**GOAL:** Please pull out every line that includes the string "marker".

— begin RECORDS SHOWN —

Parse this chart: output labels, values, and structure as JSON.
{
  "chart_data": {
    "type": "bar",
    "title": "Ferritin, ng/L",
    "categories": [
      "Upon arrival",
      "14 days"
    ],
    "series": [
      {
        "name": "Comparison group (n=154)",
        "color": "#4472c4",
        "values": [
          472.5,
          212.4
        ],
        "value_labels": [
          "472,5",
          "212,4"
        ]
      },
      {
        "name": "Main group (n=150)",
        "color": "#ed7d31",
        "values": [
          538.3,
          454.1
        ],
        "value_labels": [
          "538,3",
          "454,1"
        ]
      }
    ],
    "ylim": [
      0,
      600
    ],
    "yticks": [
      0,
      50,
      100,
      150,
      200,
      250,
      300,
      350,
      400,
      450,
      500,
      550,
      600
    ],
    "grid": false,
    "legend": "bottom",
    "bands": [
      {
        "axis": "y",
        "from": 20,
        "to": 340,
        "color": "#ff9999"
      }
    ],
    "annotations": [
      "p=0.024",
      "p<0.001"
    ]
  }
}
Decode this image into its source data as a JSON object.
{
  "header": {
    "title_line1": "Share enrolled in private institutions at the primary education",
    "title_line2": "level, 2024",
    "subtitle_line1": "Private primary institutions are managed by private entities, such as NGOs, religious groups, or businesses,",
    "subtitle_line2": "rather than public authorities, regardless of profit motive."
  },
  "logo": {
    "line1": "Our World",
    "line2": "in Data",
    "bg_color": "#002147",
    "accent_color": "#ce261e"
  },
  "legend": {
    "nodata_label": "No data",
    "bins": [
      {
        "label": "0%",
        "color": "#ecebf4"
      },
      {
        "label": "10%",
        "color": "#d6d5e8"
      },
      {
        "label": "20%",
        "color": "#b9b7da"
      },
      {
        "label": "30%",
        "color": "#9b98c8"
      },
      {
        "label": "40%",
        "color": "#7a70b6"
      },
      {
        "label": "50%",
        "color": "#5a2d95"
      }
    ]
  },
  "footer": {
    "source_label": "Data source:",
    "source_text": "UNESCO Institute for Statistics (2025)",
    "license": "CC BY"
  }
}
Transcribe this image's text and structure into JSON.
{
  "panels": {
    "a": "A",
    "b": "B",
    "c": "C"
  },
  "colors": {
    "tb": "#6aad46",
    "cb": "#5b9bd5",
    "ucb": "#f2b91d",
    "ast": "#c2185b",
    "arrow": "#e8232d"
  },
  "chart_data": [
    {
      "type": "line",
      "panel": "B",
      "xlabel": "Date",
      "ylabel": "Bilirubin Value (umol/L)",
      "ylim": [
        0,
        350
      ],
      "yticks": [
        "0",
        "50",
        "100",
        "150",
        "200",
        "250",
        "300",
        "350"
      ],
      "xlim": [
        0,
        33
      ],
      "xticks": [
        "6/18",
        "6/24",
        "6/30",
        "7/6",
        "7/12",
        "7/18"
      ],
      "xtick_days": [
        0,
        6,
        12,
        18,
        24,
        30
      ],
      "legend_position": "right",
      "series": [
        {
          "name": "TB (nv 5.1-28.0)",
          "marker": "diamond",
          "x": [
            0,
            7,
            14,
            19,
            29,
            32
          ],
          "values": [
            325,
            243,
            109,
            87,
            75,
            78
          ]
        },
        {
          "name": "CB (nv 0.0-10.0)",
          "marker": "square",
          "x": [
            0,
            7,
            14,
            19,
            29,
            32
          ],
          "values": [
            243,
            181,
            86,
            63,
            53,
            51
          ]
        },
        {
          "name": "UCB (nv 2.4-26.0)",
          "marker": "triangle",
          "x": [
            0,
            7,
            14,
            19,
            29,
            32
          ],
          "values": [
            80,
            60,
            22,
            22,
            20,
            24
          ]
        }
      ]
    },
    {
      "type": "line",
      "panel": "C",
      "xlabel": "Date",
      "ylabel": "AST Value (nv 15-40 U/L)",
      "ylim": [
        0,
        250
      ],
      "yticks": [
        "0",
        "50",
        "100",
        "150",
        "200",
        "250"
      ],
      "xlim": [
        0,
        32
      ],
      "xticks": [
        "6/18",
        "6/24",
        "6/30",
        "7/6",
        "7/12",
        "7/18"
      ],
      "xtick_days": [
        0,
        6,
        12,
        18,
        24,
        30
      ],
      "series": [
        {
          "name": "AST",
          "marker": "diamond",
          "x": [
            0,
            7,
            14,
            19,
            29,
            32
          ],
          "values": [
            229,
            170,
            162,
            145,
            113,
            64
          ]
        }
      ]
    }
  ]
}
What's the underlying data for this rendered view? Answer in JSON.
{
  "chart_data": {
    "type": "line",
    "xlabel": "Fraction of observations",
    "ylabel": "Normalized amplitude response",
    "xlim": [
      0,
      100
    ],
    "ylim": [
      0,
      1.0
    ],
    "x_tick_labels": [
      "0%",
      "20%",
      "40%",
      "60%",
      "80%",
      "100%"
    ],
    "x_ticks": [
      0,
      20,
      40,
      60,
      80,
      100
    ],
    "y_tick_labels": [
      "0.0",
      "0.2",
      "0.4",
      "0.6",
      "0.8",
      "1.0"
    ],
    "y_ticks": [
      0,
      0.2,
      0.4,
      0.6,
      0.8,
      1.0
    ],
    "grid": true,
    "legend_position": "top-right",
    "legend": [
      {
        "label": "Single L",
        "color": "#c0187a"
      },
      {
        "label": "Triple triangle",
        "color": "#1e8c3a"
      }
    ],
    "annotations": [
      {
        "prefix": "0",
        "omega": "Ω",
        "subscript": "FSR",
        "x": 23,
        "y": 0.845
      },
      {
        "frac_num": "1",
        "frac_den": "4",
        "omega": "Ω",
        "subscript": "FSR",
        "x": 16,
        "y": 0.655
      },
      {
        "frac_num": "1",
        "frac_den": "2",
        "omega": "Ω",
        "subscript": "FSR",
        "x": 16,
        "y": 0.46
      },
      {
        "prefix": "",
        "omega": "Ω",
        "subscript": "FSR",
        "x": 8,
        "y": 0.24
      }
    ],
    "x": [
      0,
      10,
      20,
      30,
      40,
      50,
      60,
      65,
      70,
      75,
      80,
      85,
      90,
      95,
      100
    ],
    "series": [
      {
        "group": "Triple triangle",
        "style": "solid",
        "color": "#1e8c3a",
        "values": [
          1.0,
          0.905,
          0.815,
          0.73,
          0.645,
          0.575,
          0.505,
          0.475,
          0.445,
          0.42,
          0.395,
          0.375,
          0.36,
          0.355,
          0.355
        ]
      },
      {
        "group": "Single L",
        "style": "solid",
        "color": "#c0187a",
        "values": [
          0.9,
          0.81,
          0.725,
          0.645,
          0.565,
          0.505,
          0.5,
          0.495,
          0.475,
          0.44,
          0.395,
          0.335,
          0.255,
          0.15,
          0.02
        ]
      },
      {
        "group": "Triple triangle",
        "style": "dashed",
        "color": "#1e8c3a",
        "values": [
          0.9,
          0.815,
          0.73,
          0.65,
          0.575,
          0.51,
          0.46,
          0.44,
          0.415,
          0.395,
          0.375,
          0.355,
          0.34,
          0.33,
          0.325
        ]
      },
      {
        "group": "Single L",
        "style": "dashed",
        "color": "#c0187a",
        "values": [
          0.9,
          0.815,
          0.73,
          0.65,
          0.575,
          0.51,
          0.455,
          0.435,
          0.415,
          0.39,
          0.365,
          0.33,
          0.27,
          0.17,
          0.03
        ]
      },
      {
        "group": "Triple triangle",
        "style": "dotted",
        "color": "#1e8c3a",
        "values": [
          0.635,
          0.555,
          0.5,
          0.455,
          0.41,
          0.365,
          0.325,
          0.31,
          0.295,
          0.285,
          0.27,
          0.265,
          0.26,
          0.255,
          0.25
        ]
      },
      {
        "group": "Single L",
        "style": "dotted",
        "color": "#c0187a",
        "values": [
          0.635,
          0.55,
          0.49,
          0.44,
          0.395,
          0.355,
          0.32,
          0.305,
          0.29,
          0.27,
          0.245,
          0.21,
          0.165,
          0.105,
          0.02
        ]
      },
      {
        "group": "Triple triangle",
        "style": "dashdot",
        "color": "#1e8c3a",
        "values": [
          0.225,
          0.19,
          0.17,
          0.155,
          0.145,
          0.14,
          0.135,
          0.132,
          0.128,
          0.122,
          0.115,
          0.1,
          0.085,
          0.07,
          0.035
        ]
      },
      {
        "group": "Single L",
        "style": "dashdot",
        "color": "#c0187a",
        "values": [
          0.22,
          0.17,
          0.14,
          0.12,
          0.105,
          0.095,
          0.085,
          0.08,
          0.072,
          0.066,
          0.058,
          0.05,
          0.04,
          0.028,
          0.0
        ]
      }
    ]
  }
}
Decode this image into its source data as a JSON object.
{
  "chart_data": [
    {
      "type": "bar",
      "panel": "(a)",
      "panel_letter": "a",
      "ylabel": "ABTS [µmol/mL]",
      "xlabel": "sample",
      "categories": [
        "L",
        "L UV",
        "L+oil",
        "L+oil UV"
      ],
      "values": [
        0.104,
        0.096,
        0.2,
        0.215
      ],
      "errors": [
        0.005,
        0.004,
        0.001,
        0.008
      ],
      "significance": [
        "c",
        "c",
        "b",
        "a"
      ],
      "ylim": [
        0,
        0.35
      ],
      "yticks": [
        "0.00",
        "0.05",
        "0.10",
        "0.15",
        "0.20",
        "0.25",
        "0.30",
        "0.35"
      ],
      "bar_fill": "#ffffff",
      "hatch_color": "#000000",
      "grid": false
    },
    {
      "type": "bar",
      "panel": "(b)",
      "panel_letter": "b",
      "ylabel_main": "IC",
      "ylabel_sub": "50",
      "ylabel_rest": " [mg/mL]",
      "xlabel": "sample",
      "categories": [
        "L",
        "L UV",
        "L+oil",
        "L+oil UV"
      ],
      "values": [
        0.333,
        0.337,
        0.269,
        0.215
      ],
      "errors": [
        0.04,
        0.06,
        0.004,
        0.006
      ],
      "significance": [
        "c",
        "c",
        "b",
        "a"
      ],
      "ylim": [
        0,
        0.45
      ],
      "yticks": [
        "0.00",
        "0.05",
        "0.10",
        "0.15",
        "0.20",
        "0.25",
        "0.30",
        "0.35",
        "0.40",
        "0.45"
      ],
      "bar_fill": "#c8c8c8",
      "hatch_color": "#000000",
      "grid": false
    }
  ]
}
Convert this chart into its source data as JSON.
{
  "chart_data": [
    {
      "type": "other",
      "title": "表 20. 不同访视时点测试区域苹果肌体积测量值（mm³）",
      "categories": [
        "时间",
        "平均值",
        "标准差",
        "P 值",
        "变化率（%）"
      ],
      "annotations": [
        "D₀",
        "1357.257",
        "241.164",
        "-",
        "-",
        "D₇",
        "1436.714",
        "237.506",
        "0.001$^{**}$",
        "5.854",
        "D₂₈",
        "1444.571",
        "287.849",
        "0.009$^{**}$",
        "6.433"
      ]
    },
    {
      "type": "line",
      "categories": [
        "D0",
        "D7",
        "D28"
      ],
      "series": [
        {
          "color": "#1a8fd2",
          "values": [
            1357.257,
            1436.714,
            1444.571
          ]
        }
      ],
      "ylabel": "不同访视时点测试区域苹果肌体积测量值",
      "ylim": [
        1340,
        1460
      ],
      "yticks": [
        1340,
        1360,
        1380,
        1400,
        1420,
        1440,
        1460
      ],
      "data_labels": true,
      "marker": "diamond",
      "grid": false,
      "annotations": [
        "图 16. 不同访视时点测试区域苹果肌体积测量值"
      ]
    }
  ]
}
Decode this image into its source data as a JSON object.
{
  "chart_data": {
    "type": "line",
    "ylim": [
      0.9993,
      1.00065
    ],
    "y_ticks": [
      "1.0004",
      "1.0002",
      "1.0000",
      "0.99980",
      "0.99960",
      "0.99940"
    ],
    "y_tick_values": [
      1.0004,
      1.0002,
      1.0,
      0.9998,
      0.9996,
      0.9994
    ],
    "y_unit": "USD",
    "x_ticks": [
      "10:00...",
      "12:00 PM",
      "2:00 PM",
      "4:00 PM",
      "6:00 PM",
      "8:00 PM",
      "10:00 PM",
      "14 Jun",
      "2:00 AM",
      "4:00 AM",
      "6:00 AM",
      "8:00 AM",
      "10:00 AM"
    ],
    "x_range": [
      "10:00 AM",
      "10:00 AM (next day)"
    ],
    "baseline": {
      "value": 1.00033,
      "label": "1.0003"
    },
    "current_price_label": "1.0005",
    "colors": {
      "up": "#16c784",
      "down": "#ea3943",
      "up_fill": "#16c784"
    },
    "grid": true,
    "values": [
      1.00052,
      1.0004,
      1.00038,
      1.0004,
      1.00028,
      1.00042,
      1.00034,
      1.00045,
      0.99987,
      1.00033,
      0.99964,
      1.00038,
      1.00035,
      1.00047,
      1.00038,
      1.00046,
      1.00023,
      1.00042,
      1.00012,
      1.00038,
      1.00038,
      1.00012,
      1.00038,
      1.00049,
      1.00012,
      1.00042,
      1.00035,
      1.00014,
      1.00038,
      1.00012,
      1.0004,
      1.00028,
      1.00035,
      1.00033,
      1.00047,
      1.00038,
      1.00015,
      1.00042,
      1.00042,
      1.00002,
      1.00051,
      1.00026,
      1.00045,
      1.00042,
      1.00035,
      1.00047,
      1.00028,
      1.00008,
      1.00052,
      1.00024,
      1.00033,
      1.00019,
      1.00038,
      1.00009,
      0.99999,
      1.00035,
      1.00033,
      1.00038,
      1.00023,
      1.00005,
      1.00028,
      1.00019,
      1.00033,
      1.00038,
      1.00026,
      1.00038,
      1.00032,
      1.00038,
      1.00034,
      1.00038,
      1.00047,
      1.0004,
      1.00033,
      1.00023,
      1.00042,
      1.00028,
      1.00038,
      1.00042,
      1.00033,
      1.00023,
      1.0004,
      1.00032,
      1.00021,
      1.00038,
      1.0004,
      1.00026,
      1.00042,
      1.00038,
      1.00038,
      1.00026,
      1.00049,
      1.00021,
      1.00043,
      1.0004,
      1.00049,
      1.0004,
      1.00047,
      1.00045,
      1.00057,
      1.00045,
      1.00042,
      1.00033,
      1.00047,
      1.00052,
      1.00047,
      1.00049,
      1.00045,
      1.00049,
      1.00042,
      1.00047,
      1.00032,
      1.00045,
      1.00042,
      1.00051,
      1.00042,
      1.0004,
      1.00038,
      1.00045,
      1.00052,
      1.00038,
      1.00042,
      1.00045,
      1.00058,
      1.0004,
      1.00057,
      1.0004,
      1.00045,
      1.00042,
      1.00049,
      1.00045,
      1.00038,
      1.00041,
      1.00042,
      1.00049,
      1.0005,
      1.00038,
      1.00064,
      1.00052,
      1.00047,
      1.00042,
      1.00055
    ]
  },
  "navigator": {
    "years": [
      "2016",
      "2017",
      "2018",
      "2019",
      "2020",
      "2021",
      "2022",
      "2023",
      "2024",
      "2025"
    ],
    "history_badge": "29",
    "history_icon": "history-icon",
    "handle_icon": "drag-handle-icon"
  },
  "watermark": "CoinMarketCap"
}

— end RECORDS SHOWN —

**REPLY:**
          "marker": "diamond",
          "marker": "square",
          "marker": "triangle",
          "marker": "diamond",
      "marker": "diamond",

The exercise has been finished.